> **INSTRUCTIONS TO FOLLOW**: Your answer should be an exact copy of all the entries, free of pictures.

> **INPUT**:
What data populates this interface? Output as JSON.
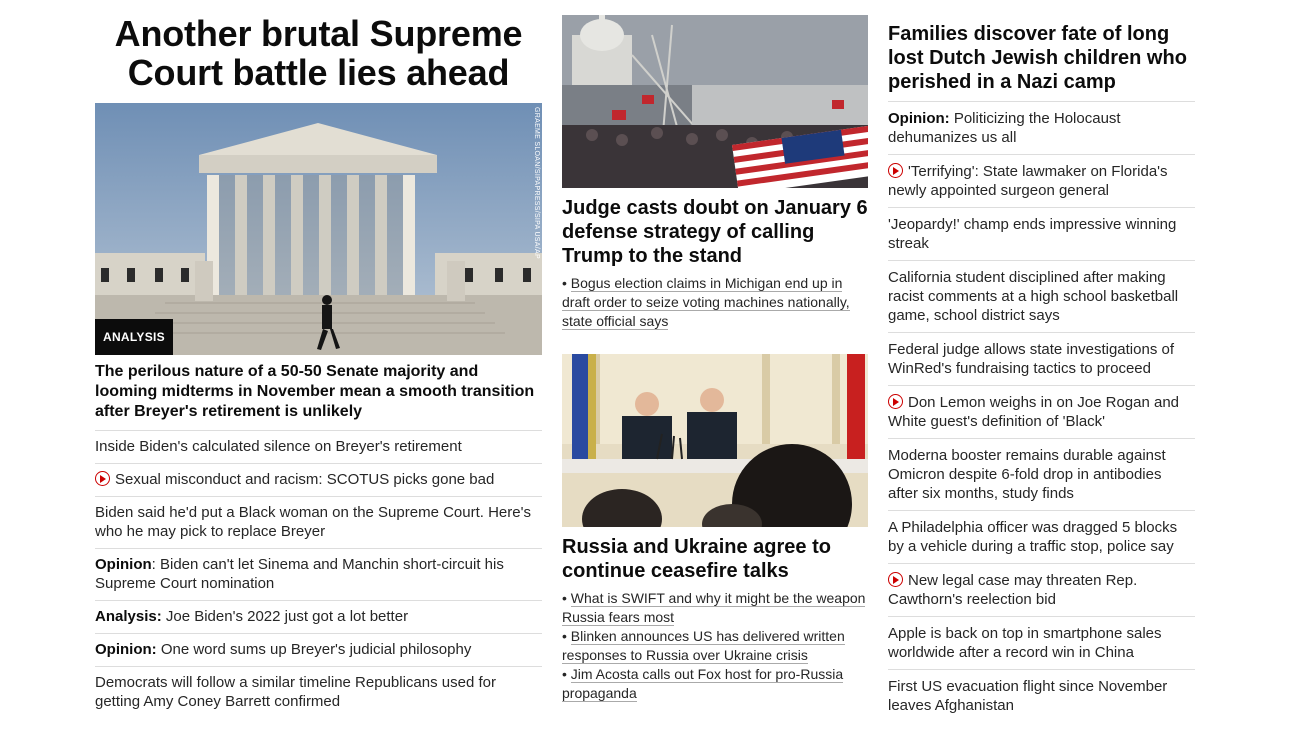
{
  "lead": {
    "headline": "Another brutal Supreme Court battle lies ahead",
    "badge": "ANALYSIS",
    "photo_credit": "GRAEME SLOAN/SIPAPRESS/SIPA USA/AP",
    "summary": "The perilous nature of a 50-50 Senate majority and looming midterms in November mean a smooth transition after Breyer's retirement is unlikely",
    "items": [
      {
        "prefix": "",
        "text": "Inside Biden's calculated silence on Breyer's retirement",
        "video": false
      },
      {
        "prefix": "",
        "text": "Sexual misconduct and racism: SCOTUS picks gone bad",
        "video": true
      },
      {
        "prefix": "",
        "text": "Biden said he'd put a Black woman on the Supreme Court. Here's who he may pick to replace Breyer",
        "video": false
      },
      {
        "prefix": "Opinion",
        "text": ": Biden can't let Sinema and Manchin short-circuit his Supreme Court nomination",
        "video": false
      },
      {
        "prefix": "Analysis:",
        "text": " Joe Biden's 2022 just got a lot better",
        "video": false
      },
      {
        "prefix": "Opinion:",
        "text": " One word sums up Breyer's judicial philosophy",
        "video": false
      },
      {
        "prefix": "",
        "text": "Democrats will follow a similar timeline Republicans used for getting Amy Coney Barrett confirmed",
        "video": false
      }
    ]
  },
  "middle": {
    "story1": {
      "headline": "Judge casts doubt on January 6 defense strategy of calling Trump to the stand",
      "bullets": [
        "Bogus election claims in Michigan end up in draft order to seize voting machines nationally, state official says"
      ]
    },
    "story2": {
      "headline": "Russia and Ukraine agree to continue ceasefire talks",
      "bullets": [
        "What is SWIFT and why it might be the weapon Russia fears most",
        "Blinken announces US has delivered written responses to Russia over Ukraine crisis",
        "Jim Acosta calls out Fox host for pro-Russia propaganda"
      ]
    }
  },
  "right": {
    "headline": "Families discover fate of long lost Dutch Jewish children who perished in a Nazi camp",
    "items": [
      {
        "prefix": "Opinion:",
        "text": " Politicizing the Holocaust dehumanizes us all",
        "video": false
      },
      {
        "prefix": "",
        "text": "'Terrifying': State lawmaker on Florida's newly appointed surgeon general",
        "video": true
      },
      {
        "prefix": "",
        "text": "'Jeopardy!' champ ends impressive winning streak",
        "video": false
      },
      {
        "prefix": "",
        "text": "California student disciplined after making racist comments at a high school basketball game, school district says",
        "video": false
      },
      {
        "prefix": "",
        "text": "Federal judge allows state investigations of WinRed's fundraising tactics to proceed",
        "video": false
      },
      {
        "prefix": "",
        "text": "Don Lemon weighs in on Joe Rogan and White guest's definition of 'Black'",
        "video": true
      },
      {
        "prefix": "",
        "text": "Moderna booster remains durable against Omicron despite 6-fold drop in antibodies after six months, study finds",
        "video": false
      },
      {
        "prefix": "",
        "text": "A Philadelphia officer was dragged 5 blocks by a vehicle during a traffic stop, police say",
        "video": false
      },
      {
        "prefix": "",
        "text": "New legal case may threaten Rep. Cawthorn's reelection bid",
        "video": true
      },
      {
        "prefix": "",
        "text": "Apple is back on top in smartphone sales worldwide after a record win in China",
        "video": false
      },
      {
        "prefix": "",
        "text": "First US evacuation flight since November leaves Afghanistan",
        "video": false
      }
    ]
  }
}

> **EXPECTED ANSWER**:
What data populates this interface? Output as JSON.
{
  "lead": {
    "headline": "Another brutal Supreme Court battle lies ahead",
    "badge": "ANALYSIS",
    "photo_credit": "GRAEME SLOAN/SIPAPRESS/SIPA USA/AP",
    "summary": "The perilous nature of a 50-50 Senate majority and looming midterms in November mean a smooth transition after Breyer's retirement is unlikely",
    "items": [
      {
        "prefix": "",
        "text": "Inside Biden's calculated silence on Breyer's retirement",
        "video": false
      },
      {
        "prefix": "",
        "text": "Sexual misconduct and racism: SCOTUS picks gone bad",
        "video": true
      },
      {
        "prefix": "",
        "text": "Biden said he'd put a Black woman on the Supreme Court. Here's who he may pick to replace Breyer",
        "video": false
      },
      {
        "prefix": "Opinion",
        "text": ": Biden can't let Sinema and Manchin short-circuit his Supreme Court nomination",
        "video": false
      },
      {
        "prefix": "Analysis:",
        "text": " Joe Biden's 2022 just got a lot better",
        "video": false
      },
      {
        "prefix": "Opinion:",
        "text": " One word sums up Breyer's judicial philosophy",
        "video": false
      },
      {
        "prefix": "",
        "text": "Democrats will follow a similar timeline Republicans used for getting Amy Coney Barrett confirmed",
        "video": false
      }
    ]
  },
  "middle": {
    "story1": {
      "headline": "Judge casts doubt on January 6 defense strategy of calling Trump to the stand",
      "bullets": [
        "Bogus election claims in Michigan end up in draft order to seize voting machines nationally, state official says"
      ]
    },
    "story2": {
      "headline": "Russia and Ukraine agree to continue ceasefire talks",
      "bullets": [
        "What is SWIFT and why it might be the weapon Russia fears most",
        "Blinken announces US has delivered written responses to Russia over Ukraine crisis",
        "Jim Acosta calls out Fox host for pro-Russia propaganda"
      ]
    }
  },
  "right": {
    "headline": "Families discover fate of long lost Dutch Jewish children who perished in a Nazi camp",
    "items": [
      {
        "prefix": "Opinion:",
        "text": " Politicizing the Holocaust dehumanizes us all",
        "video": false
      },
      {
        "prefix": "",
        "text": "'Terrifying': State lawmaker on Florida's newly appointed surgeon general",
        "video": true
      },
      {
        "prefix": "",
        "text": "'Jeopardy!' champ ends impressive winning streak",
        "video": false
      },
      {
        "prefix": "",
        "text": "California student disciplined after making racist comments at a high school basketball game, school district says",
        "video": false
      },
      {
        "prefix": "",
        "text": "Federal judge allows state investigations of WinRed's fundraising tactics to proceed",
        "video": false
      },
      {
        "prefix": "",
        "text": "Don Lemon weighs in on Joe Rogan and White guest's definition of 'Black'",
        "video": true
      },
      {
        "prefix": "",
        "text": "Moderna booster remains durable against Omicron despite 6-fold drop in antibodies after six months, study finds",
        "video": false
      },
      {
        "prefix": "",
        "text": "A Philadelphia officer was dragged 5 blocks by a vehicle during a traffic stop, police say",
        "video": false
      },
      {
        "prefix": "",
        "text": "New legal case may threaten Rep. Cawthorn's reelection bid",
        "video": true
      },
      {
        "prefix": "",
        "text": "Apple is back on top in smartphone sales worldwide after a record win in China",
        "video": false
      },
      {
        "prefix": "",
        "text": "First US evacuation flight since November leaves Afghanistan",
        "video": false
      }
    ]
  }
}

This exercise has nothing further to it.